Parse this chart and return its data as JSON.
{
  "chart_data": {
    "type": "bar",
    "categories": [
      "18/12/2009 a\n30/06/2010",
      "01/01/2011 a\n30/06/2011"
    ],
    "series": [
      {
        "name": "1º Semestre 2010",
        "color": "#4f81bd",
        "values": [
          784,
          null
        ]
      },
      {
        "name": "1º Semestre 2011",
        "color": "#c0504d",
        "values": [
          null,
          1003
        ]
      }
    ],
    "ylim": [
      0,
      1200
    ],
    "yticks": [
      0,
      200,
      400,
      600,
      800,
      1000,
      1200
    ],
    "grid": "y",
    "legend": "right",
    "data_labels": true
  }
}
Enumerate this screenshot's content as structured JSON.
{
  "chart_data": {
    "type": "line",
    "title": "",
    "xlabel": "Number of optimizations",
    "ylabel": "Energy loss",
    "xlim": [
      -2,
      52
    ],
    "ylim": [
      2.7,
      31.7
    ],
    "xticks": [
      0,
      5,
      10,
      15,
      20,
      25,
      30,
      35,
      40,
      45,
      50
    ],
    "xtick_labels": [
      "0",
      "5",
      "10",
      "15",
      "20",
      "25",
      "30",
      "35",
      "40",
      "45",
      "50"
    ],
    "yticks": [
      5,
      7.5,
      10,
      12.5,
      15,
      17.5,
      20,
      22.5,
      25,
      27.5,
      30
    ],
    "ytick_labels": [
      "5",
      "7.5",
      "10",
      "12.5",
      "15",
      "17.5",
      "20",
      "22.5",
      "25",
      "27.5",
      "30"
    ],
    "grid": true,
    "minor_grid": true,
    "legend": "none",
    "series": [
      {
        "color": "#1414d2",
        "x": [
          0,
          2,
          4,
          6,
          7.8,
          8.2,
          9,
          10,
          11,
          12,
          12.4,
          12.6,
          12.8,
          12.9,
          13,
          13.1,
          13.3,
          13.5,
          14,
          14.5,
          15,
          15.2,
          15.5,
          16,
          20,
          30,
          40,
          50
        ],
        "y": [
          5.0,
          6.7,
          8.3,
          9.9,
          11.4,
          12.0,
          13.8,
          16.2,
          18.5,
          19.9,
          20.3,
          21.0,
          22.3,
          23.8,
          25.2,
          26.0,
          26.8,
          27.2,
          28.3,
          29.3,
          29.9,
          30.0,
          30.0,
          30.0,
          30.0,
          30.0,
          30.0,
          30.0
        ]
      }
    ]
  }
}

──────────────────────────────

Given request
Quote every entry exactly.

Solution to this task
Parse this chart and return its data as JSON.
{
  "chart_data": {
    "type": "bar",
    "categories": [
      "18/12/2009 a\n30/06/2010",
      "01/01/2011 a\n30/06/2011"
    ],
    "series": [
      {
        "name": "1º Semestre 2010",
        "color": "#4f81bd",
        "values": [
          784,
          null
        ]
      },
      {
        "name": "1º Semestre 2011",
        "color": "#c0504d",
        "values": [
          null,
          1003
        ]
      }
    ],
    "ylim": [
      0,
      1200
    ],
    "yticks": [
      0,
      200,
      400,
      600,
      800,
      1000,
      1200
    ],
    "grid": "y",
    "legend": "right",
    "data_labels": true
  }
}
Enumerate this screenshot's content as structured JSON.
{
  "chart_data": {
    "type": "line",
    "title": "",
    "xlabel": "Number of optimizations",
    "ylabel": "Energy loss",
    "xlim": [
      -2,
      52
    ],
    "ylim": [
      2.7,
      31.7
    ],
    "xticks": [
      0,
      5,
      10,
      15,
      20,
      25,
      30,
      35,
      40,
      45,
      50
    ],
    "xtick_labels": [
      "0",
      "5",
      "10",
      "15",
      "20",
      "25",
      "30",
      "35",
      "40",
      "45",
      "50"
    ],
    "yticks": [
      5,
      7.5,
      10,
      12.5,
      15,
      17.5,
      20,
      22.5,
      25,
      27.5,
      30
    ],
    "ytick_labels": [
      "5",
      "7.5",
      "10",
      "12.5",
      "15",
      "17.5",
      "20",
      "22.5",
      "25",
      "27.5",
      "30"
    ],
    "grid": true,
    "minor_grid": true,
    "legend": "none",
    "series": [
      {
        "color": "#1414d2",
        "x": [
          0,
          2,
          4,
          6,
          7.8,
          8.2,
          9,
          10,
          11,
          12,
          12.4,
          12.6,
          12.8,
          12.9,
          13,
          13.1,
          13.3,
          13.5,
          14,
          14.5,
          15,
          15.2,
          15.5,
          16,
          20,
          30,
          40,
          50
        ],
        "y": [
          5.0,
          6.7,
          8.3,
          9.9,
          11.4,
          12.0,
          13.8,
          16.2,
          18.5,
          19.9,
          20.3,
          21.0,
          22.3,
          23.8,
          25.2,
          26.0,
          26.8,
          27.2,
          28.3,
          29.3,
          29.9,
          30.0,
          30.0,
          30.0,
          30.0,
          30.0,
          30.0,
          30.0
        ]
      }
    ]
  }
}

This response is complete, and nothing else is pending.